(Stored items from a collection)
━━━

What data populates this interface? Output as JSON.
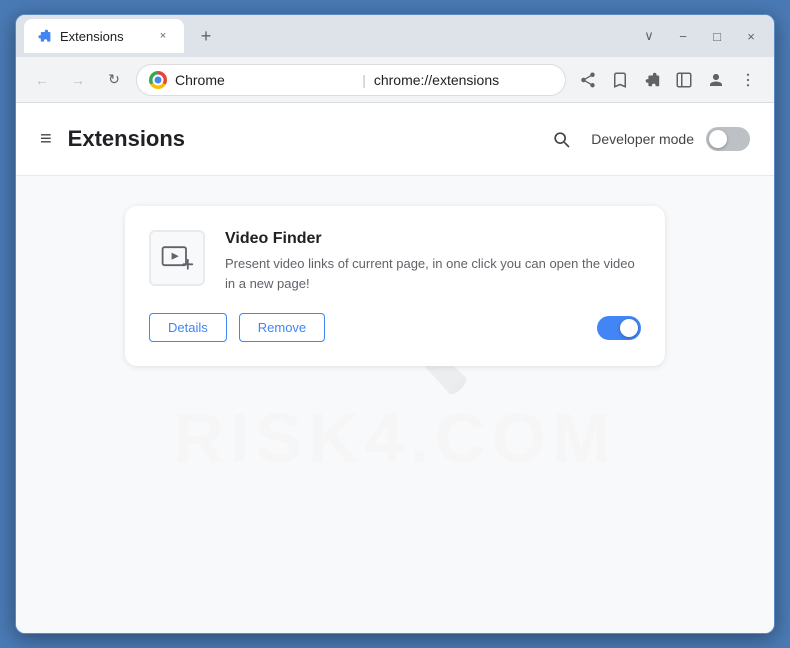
{
  "browser": {
    "tab": {
      "title": "Extensions",
      "close_btn": "×"
    },
    "new_tab_btn": "+",
    "window_controls": {
      "minimize": "−",
      "maximize": "□",
      "close": "×",
      "chevron": "∨"
    },
    "nav": {
      "back": "←",
      "forward": "→",
      "reload": "↻",
      "chrome_label": "Chrome",
      "address": "chrome://extensions",
      "separator": "|"
    }
  },
  "page": {
    "header": {
      "menu_icon": "≡",
      "title": "Extensions",
      "developer_mode_label": "Developer mode"
    },
    "extension": {
      "name": "Video Finder",
      "description": "Present video links of current page, in one click you can open the video in a new page!",
      "details_btn": "Details",
      "remove_btn": "Remove",
      "enabled": true
    }
  },
  "watermark": {
    "text": "RISK4.COM"
  }
}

━━━

▶ [Short problem] The records above need to be given again exactly. Omit the pictures.

▶ [Answer for this exercise]
What data populates this interface? Output as JSON.
{
  "browser": {
    "tab": {
      "title": "Extensions",
      "close_btn": "×"
    },
    "new_tab_btn": "+",
    "window_controls": {
      "minimize": "−",
      "maximize": "□",
      "close": "×",
      "chevron": "∨"
    },
    "nav": {
      "back": "←",
      "forward": "→",
      "reload": "↻",
      "chrome_label": "Chrome",
      "address": "chrome://extensions",
      "separator": "|"
    }
  },
  "page": {
    "header": {
      "menu_icon": "≡",
      "title": "Extensions",
      "developer_mode_label": "Developer mode"
    },
    "extension": {
      "name": "Video Finder",
      "description": "Present video links of current page, in one click you can open the video in a new page!",
      "details_btn": "Details",
      "remove_btn": "Remove",
      "enabled": true
    }
  },
  "watermark": {
    "text": "RISK4.COM"
  }
}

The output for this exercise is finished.